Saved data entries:
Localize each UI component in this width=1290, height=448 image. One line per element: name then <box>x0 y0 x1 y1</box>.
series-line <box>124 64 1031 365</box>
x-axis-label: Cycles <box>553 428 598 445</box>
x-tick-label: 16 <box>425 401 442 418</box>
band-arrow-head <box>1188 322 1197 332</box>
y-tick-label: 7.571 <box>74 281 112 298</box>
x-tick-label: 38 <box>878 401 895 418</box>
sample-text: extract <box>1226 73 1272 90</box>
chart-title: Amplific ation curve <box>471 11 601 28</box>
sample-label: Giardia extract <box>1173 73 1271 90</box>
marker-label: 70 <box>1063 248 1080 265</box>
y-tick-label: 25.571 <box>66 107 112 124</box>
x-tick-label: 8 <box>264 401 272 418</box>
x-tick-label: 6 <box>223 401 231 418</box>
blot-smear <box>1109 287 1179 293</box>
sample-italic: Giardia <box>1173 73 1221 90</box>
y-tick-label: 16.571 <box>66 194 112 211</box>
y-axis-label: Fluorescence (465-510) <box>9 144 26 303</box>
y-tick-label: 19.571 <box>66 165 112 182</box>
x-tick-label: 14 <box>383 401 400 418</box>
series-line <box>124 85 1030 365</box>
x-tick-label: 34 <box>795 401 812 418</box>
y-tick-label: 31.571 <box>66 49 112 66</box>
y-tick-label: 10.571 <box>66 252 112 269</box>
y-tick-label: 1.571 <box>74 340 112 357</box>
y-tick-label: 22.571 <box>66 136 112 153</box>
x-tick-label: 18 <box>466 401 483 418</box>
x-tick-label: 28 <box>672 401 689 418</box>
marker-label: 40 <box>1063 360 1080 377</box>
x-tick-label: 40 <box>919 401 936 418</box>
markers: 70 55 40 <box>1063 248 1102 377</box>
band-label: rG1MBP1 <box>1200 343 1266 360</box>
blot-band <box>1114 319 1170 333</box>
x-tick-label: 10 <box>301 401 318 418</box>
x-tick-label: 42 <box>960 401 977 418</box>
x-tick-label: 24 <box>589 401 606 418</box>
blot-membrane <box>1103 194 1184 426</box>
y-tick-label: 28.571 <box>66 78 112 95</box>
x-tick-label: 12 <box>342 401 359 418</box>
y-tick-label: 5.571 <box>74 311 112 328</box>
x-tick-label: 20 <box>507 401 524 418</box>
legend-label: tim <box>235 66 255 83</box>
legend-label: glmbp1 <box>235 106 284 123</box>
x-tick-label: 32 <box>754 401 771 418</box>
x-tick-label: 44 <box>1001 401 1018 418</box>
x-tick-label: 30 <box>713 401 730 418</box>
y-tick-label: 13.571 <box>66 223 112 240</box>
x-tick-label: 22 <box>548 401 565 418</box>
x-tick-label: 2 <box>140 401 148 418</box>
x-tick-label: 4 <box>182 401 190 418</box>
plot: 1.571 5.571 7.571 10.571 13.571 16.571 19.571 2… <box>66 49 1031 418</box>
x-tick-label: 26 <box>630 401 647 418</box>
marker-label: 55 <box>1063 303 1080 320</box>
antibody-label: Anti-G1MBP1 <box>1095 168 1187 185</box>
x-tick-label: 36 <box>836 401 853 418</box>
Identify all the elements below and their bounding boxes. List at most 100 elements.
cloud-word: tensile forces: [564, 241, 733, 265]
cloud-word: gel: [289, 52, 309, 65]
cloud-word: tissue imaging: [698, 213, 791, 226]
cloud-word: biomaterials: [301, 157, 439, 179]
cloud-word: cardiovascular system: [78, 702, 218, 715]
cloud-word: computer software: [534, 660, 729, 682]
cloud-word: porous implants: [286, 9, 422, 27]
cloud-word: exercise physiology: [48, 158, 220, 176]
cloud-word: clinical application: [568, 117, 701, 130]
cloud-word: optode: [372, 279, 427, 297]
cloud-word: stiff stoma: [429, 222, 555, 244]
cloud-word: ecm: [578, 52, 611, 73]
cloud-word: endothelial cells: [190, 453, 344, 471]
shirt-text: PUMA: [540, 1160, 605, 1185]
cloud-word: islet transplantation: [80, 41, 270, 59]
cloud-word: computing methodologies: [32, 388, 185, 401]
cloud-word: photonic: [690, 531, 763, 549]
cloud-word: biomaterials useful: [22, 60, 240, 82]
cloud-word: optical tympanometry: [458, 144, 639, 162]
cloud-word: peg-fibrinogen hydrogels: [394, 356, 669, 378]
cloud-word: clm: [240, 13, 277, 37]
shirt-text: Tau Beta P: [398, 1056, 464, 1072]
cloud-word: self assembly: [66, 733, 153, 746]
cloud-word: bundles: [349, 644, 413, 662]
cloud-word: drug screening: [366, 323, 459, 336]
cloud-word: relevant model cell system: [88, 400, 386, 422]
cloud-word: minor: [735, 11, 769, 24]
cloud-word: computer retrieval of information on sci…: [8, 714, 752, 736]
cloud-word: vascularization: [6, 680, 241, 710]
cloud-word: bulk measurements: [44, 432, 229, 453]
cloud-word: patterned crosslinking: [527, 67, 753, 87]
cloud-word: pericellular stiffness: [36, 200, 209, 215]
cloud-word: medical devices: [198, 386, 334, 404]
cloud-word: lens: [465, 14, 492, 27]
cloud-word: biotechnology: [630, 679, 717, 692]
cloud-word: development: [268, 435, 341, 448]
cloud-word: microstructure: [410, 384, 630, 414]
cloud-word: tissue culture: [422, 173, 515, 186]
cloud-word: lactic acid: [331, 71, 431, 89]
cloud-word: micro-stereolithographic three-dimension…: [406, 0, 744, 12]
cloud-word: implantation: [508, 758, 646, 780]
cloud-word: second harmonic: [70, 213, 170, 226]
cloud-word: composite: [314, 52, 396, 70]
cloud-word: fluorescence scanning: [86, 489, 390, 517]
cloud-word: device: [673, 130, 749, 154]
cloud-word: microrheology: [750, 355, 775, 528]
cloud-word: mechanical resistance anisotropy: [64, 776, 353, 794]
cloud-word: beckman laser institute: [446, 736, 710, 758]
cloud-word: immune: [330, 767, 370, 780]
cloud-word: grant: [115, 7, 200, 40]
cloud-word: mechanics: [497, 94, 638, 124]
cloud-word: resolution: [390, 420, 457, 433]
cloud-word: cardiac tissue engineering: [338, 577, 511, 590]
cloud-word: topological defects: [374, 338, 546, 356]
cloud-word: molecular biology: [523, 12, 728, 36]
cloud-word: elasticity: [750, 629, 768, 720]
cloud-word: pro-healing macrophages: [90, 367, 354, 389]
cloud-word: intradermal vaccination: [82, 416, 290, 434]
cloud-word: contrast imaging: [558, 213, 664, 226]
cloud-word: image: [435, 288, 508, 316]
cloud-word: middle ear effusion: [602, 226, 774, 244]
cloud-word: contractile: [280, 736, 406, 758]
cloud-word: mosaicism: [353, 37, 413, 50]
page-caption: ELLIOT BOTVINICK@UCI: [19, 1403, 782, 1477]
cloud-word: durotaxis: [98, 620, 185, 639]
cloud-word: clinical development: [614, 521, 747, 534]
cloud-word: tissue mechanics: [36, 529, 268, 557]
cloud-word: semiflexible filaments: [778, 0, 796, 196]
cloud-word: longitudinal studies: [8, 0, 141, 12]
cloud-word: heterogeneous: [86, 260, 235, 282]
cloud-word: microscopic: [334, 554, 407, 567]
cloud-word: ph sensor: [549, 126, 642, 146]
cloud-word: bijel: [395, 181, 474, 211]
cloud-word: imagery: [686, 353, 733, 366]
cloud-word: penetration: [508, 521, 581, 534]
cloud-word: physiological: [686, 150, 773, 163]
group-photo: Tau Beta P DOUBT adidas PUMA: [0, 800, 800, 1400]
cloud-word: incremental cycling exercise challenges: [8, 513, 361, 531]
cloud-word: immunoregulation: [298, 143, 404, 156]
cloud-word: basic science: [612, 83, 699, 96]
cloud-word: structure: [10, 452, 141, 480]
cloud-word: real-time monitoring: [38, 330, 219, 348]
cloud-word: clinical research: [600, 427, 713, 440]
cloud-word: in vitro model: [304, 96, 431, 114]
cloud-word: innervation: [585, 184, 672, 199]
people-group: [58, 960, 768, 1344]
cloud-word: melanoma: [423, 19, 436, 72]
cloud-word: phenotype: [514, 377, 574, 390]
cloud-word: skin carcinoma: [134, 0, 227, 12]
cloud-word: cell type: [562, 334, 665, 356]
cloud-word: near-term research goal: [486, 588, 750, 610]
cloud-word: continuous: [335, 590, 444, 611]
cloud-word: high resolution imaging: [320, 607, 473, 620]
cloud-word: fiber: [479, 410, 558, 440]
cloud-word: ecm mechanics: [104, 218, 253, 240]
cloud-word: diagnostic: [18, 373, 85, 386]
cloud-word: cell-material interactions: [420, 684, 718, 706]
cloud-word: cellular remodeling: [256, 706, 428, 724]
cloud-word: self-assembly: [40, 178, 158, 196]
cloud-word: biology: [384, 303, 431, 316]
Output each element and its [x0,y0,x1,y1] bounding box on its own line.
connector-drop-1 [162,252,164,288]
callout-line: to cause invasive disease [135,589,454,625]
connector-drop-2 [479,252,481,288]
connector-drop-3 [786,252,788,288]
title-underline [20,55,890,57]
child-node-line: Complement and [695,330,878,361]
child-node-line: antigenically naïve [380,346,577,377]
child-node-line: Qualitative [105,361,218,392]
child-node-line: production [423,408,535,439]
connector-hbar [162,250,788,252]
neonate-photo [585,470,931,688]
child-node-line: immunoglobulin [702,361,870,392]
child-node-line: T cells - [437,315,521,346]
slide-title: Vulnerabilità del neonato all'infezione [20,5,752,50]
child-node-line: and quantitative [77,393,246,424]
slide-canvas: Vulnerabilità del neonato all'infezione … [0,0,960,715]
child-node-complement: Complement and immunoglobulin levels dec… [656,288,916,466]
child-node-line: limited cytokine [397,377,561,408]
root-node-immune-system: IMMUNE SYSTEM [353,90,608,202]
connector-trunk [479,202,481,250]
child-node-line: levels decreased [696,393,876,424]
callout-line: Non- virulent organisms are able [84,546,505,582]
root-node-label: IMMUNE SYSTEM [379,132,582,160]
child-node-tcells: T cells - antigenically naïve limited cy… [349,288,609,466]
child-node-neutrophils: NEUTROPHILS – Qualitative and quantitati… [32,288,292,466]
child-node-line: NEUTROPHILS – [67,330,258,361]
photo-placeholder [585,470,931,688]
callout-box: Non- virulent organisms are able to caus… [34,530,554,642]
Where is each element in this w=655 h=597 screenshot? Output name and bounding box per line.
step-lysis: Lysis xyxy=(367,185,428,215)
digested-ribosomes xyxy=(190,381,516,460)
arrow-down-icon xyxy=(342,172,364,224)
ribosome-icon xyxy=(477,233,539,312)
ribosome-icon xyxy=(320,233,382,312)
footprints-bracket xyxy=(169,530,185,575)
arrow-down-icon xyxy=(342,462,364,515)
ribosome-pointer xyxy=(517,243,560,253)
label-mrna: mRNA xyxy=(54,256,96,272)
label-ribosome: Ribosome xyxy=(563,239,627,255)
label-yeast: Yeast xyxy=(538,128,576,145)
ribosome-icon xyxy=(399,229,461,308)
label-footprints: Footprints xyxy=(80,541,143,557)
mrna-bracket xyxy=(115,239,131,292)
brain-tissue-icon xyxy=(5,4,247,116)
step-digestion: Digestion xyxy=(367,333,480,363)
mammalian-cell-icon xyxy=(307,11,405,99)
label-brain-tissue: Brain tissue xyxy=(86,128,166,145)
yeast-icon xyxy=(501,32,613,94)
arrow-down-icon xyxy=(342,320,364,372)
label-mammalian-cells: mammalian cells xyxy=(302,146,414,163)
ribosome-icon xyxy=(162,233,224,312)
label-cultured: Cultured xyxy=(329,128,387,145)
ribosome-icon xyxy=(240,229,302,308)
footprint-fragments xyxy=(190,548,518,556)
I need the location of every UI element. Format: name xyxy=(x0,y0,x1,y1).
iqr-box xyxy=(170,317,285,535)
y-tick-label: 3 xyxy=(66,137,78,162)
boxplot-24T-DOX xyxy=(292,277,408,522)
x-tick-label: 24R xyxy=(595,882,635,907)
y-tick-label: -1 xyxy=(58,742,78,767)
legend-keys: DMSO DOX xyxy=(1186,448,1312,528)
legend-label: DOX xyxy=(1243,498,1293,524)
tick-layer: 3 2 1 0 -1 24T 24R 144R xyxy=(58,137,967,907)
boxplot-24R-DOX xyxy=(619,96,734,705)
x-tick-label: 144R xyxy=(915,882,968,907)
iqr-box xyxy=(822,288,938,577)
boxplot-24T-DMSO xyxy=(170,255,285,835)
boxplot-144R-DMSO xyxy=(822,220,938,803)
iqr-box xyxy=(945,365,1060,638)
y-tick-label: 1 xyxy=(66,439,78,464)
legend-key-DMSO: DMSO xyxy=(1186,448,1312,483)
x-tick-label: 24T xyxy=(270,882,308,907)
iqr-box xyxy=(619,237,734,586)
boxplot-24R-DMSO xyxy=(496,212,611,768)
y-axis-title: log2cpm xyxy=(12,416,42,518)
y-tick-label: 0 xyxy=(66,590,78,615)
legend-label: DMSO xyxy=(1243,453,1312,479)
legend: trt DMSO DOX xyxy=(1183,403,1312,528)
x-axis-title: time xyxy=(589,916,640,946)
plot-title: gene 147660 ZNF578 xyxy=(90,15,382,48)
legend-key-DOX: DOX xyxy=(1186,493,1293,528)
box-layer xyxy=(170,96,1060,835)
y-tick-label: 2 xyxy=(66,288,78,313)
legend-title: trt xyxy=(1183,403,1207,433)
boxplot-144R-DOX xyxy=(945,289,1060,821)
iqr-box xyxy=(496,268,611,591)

Exercise requirements — Within the records, filter for lines that contain the word "blot" and show each one.

Answer to this exercise —
blot-smear <box>1109 287 1179 293</box>
blot-band <box>1114 319 1170 333</box>
blot-membrane <box>1103 194 1184 426</box>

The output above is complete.